>> begin EXTRACTED DATA
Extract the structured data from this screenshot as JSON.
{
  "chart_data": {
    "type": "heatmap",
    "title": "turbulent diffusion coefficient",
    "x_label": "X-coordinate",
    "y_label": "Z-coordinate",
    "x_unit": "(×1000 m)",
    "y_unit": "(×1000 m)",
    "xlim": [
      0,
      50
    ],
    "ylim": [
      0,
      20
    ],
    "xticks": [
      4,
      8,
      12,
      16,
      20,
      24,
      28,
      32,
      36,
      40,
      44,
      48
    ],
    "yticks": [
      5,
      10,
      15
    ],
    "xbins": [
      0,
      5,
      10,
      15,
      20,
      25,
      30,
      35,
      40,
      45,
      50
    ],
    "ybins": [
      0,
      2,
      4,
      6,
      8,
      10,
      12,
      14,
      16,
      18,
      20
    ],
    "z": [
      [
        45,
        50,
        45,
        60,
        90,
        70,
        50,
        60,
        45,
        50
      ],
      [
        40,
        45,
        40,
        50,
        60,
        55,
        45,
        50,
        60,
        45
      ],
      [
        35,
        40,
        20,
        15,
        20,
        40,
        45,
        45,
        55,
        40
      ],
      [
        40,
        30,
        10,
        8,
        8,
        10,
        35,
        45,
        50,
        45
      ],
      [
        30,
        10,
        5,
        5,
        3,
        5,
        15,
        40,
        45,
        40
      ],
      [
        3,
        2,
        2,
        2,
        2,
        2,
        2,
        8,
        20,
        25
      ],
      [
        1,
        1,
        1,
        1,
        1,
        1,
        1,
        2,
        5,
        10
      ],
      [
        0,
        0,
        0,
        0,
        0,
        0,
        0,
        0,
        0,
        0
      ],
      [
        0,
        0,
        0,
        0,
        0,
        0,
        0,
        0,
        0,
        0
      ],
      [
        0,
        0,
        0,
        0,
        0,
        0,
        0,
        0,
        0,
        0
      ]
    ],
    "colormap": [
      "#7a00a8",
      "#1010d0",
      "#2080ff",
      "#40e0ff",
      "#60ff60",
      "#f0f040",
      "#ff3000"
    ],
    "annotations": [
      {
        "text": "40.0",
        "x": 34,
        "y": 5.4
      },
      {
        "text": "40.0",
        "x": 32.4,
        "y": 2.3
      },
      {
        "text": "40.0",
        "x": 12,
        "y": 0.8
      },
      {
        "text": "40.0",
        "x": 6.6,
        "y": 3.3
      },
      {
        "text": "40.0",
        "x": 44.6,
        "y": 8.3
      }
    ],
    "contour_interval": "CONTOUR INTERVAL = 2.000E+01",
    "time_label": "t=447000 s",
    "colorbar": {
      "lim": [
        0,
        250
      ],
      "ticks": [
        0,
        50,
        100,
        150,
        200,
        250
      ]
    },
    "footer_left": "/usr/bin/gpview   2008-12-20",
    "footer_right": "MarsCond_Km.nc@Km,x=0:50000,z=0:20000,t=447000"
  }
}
>> end EXTRACTED DATA
- _DIRECTION_
Copy all of the data. Keep every word exactly as it is.

- _SOLVED EXERCISE_
Extract the structured data from this screenshot as JSON.
{
  "chart_data": {
    "type": "heatmap",
    "title": "turbulent diffusion coefficient",
    "x_label": "X-coordinate",
    "y_label": "Z-coordinate",
    "x_unit": "(×1000 m)",
    "y_unit": "(×1000 m)",
    "xlim": [
      0,
      50
    ],
    "ylim": [
      0,
      20
    ],
    "xticks": [
      4,
      8,
      12,
      16,
      20,
      24,
      28,
      32,
      36,
      40,
      44,
      48
    ],
    "yticks": [
      5,
      10,
      15
    ],
    "xbins": [
      0,
      5,
      10,
      15,
      20,
      25,
      30,
      35,
      40,
      45,
      50
    ],
    "ybins": [
      0,
      2,
      4,
      6,
      8,
      10,
      12,
      14,
      16,
      18,
      20
    ],
    "z": [
      [
        45,
        50,
        45,
        60,
        90,
        70,
        50,
        60,
        45,
        50
      ],
      [
        40,
        45,
        40,
        50,
        60,
        55,
        45,
        50,
        60,
        45
      ],
      [
        35,
        40,
        20,
        15,
        20,
        40,
        45,
        45,
        55,
        40
      ],
      [
        40,
        30,
        10,
        8,
        8,
        10,
        35,
        45,
        50,
        45
      ],
      [
        30,
        10,
        5,
        5,
        3,
        5,
        15,
        40,
        45,
        40
      ],
      [
        3,
        2,
        2,
        2,
        2,
        2,
        2,
        8,
        20,
        25
      ],
      [
        1,
        1,
        1,
        1,
        1,
        1,
        1,
        2,
        5,
        10
      ],
      [
        0,
        0,
        0,
        0,
        0,
        0,
        0,
        0,
        0,
        0
      ],
      [
        0,
        0,
        0,
        0,
        0,
        0,
        0,
        0,
        0,
        0
      ],
      [
        0,
        0,
        0,
        0,
        0,
        0,
        0,
        0,
        0,
        0
      ]
    ],
    "colormap": [
      "#7a00a8",
      "#1010d0",
      "#2080ff",
      "#40e0ff",
      "#60ff60",
      "#f0f040",
      "#ff3000"
    ],
    "annotations": [
      {
        "text": "40.0",
        "x": 34,
        "y": 5.4
      },
      {
        "text": "40.0",
        "x": 32.4,
        "y": 2.3
      },
      {
        "text": "40.0",
        "x": 12,
        "y": 0.8
      },
      {
        "text": "40.0",
        "x": 6.6,
        "y": 3.3
      },
      {
        "text": "40.0",
        "x": 44.6,
        "y": 8.3
      }
    ],
    "contour_interval": "CONTOUR INTERVAL = 2.000E+01",
    "time_label": "t=447000 s",
    "colorbar": {
      "lim": [
        0,
        250
      ],
      "ticks": [
        0,
        50,
        100,
        150,
        200,
        250
      ]
    },
    "footer_left": "/usr/bin/gpview   2008-12-20",
    "footer_right": "MarsCond_Km.nc@Km,x=0:50000,z=0:20000,t=447000"
  }
}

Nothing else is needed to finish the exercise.